**Détails du problème:** Rédigez la suite de l'article ci-dessous sur l'homicide de Meriem Boundaoui, à partir de sa dernière phrase.

**Texte du document:**
Un an. C’est le temps qui s’est écoulé depuis que Meriem Boundaoui a perdu la vie dans le stationnement d’une boulangerie à Saint-Léonard. Le 7 février 2021, l’adolescente de 15 ans était tuée par balle alors qu’elle était à bord du véhicule de son ami. L’espoir de voir ce crime être résolu ? Sa sœur, Safia Boundaoui, commence à le perdre. « [Les enquêteurs] viennent à la maison parfois, mais jusqu’à quand ? » se demande-t-elle. Pour les proches de victimes comme Safia, l’espoir est difficile à entretenir. Comment y parvenir ? Le taux de résolution des homicides est-il plus faible à Montréal qu’ailleurs ? La Converse a enquêté.

Meriem était la plus jeune des sœurs Boundaoui. Arrivée au Canada avec l’espoir d’y trouver un avenir meilleur, elle rêvait d’enseigner et d’acheter un magasin pour son père resté en Algérie. Le Canada était un pays de rêves pour la jeune fille. « Elle pleurait pour venir au Canada », nous raconte Safia dans sa demeure. Une pancarte fabriquée l’an dernier lors d’une journée de commémoration se trouve dans le salon de Safia. « J’avais juste 15 ans…  » y est-il écrit. On y voit le visage de la jeune fille, qui a fait le tour du pays. Un an plus tard, c’est la même douleur qui habite la famille Boundaoui. « Je n’arrête pas de la pleurer. Parfois, quand je ne veux pas faire quelque chose, je pense à elle et je le fais pour elle. Juste pour elle, elle nous a quittés trop jeune », nous dit Safia en regardant la pancarte, alors qu’un petit oiseau bleu appelé Meriem chante à l’entrée de la maison. Il a été acheté après le décès de la jeune fille.

**Données extraites:**

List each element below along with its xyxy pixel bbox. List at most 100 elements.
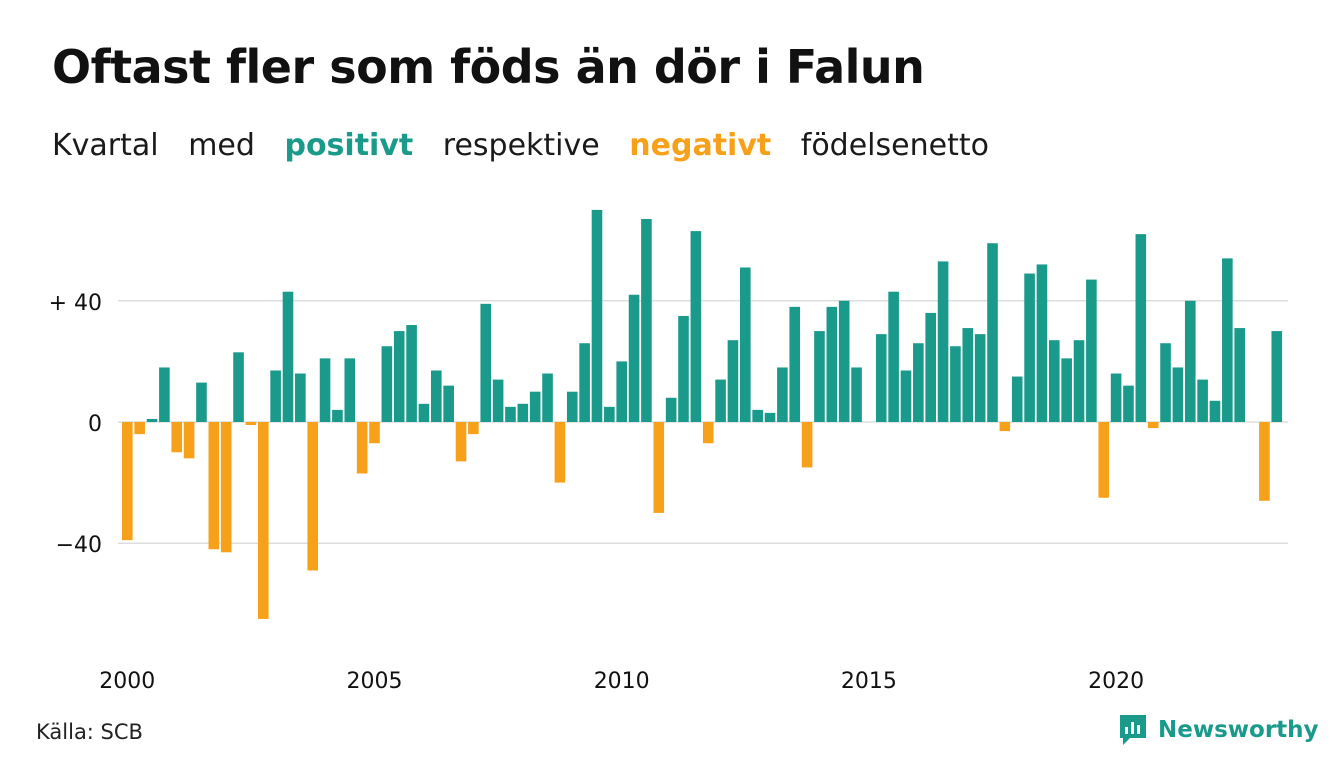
bar-positive — [566, 391, 578, 422]
bar-negative — [999, 422, 1011, 432]
subtitle-word: med — [188, 128, 255, 163]
x-axis-ticks: 2000 2005 2010 2015 2020 — [99, 669, 1144, 694]
bar-positive — [1197, 379, 1208, 422]
bar-positive — [1160, 343, 1171, 422]
y-tick-label: 0 — [88, 412, 102, 437]
bar-negative — [653, 422, 665, 513]
bar-positive — [1123, 385, 1134, 422]
brand-name: Newsworthy — [1158, 717, 1319, 743]
bar-positive — [1086, 279, 1097, 422]
bar-negative — [554, 422, 566, 483]
bar-negative — [1259, 422, 1270, 501]
newsworthy-icon — [1120, 715, 1146, 745]
bar-positive — [270, 370, 281, 422]
bar-positive — [1172, 367, 1184, 422]
bar-positive — [641, 218, 652, 422]
bar-positive — [851, 367, 862, 422]
bar-positive — [1049, 340, 1060, 422]
bar-positive — [517, 403, 529, 422]
bar-positive — [987, 243, 998, 422]
bar-positive — [740, 267, 751, 422]
bar-positive — [295, 373, 306, 422]
legend-negative-label: negativt — [629, 128, 772, 163]
legend-positive-label: positivt — [284, 128, 414, 163]
bar-positive — [814, 331, 825, 422]
bars — [122, 209, 1283, 619]
x-tick-label: 2005 — [347, 669, 403, 694]
bar-positive — [319, 358, 331, 422]
bar-negative — [356, 422, 368, 474]
x-tick-label: 2000 — [99, 669, 155, 694]
bar-negative — [468, 422, 479, 435]
bar-positive — [715, 379, 726, 422]
bar-negative — [245, 422, 257, 426]
bar-positive — [888, 291, 899, 422]
bar-negative — [208, 422, 220, 550]
bar-positive — [1110, 373, 1122, 422]
bar-negative — [801, 422, 813, 468]
bar-positive — [1135, 234, 1147, 422]
bar-positive — [777, 367, 788, 422]
bar-positive — [381, 346, 393, 422]
bar-positive — [1234, 328, 1245, 422]
bar-positive — [579, 343, 590, 422]
subtitle-word: respektive — [442, 128, 600, 163]
bar-positive — [962, 328, 974, 422]
bar-positive — [196, 382, 207, 422]
bar-positive — [752, 409, 763, 422]
subtitle-word: Kvartal — [52, 128, 159, 163]
bar-positive — [393, 331, 405, 422]
bar-positive — [826, 306, 838, 422]
bar-positive — [838, 300, 850, 422]
bar-positive — [875, 334, 887, 422]
y-tick-label: + 40 — [49, 291, 102, 316]
y-axis-ticks: + 40 0 −40 — [49, 291, 102, 558]
bar-positive — [431, 370, 442, 422]
bar-positive — [480, 303, 492, 422]
bar-negative — [134, 422, 145, 435]
bar-positive — [443, 385, 454, 422]
bar-positive — [1222, 258, 1233, 422]
bar-positive — [233, 352, 244, 422]
bar-positive — [950, 346, 961, 422]
bar-negative — [1147, 422, 1159, 429]
bar-positive — [1011, 376, 1023, 422]
bar-positive — [900, 370, 912, 422]
x-tick-label: 2020 — [1088, 669, 1144, 694]
bar-positive — [159, 367, 170, 422]
bar-positive — [282, 291, 294, 422]
bar-positive — [146, 418, 158, 422]
bar-negative — [702, 422, 714, 444]
bar-positive — [974, 334, 986, 422]
bar-positive — [529, 391, 541, 422]
bar-positive — [764, 412, 776, 422]
x-tick-label: 2010 — [594, 669, 650, 694]
bar-positive — [1073, 340, 1085, 422]
bar-positive — [616, 361, 627, 422]
bar-positive — [492, 379, 504, 422]
bar-negative — [183, 422, 195, 459]
bar-positive — [332, 409, 343, 422]
bar-negative — [220, 422, 232, 553]
bar-positive — [937, 261, 949, 422]
bar-positive — [727, 340, 739, 422]
brand-logo: Newsworthy — [1118, 714, 1319, 746]
bar-positive — [789, 306, 801, 422]
y-tick-label: −40 — [56, 533, 102, 558]
bar-positive — [542, 373, 553, 422]
bar-positive — [1209, 400, 1221, 422]
bar-negative — [257, 422, 269, 619]
chart-title: Oftast fler som föds än dör i Falun — [52, 40, 925, 94]
bar-negative — [171, 422, 183, 453]
bar-positive — [1271, 331, 1283, 422]
bar-positive — [1184, 300, 1196, 422]
bar-negative — [1098, 422, 1110, 498]
bar-positive — [1036, 264, 1048, 422]
bar-positive — [344, 358, 356, 422]
bar-positive — [418, 403, 430, 422]
bar-positive — [591, 209, 603, 422]
bar-negative — [455, 422, 467, 462]
bar-positive — [913, 343, 924, 422]
x-tick-label: 2015 — [841, 669, 897, 694]
bar-positive — [665, 397, 677, 422]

**Problème résolu:**
Pour pouvoir calmer sa douleur, la famille de la défunte demande la résolution du crime. Mais après un an, elle a du mal à comprendre qu’il ne soit toujours pas résolu. L’enquête est toujours en cours, aucune accusation n’a été portée. Safia est en contact régulier avec les enquêteurs de la police de Montréal. Elle dit avoir confiance en la police, mais cette confiance commence à s’effriter. D’après elle, les enquêteurs n’en ont pas fait assez. « Tant que l’affaire est étouffée, c’est dur. Ils viennent à la maison, mais jusqu’à quand ? demande-t-elle. Ça fait un an que ma sœur est morte et il n’y a aucune arrestation… Pourtant, la place où elle était était vraiment suspecte. On en entend parler. Après un an, pourquoi n’ont-ils rien découvert ? »

Plusieurs personnes du quartier ainsi que le corps policier ont eu vent de certains suspects. Des noms ont été nommés. « Des rumeurs qui circulent. Dans le quartier, ces voyous sont connus quand même, les gens les connaissent, la police aussi », indique une source proche de la défunte. La fusillade serait une riposte à un conflit entre deux groupes de jeunes ayant eu lieu quelques jours avant le meurtre de Meriem. .

La Converse a communiqué avec le principal responsable chargé de l’enquête sur le meurtre de la jeune fille, le sergent-détective François Baillargeon, pour tenter de comprendre où en était l’enquête. Il nous a indiqué au téléphone qu’il ne pouvait faire aucun commentaire pour ne pas nuire à son enquête. « Je sais tout ce qui se dit dans la rue, et probablement plus que vous », a-t-il toutefois laissé savoir. Au sujet de la lenteur de l’enquête, il a expliqué que, « dans certains pays, le fardeau de la preuve est moins élevé, mais au Canada, le fardeau de la preuve est très important ; on ne veut pas mettre des innocents en prison ».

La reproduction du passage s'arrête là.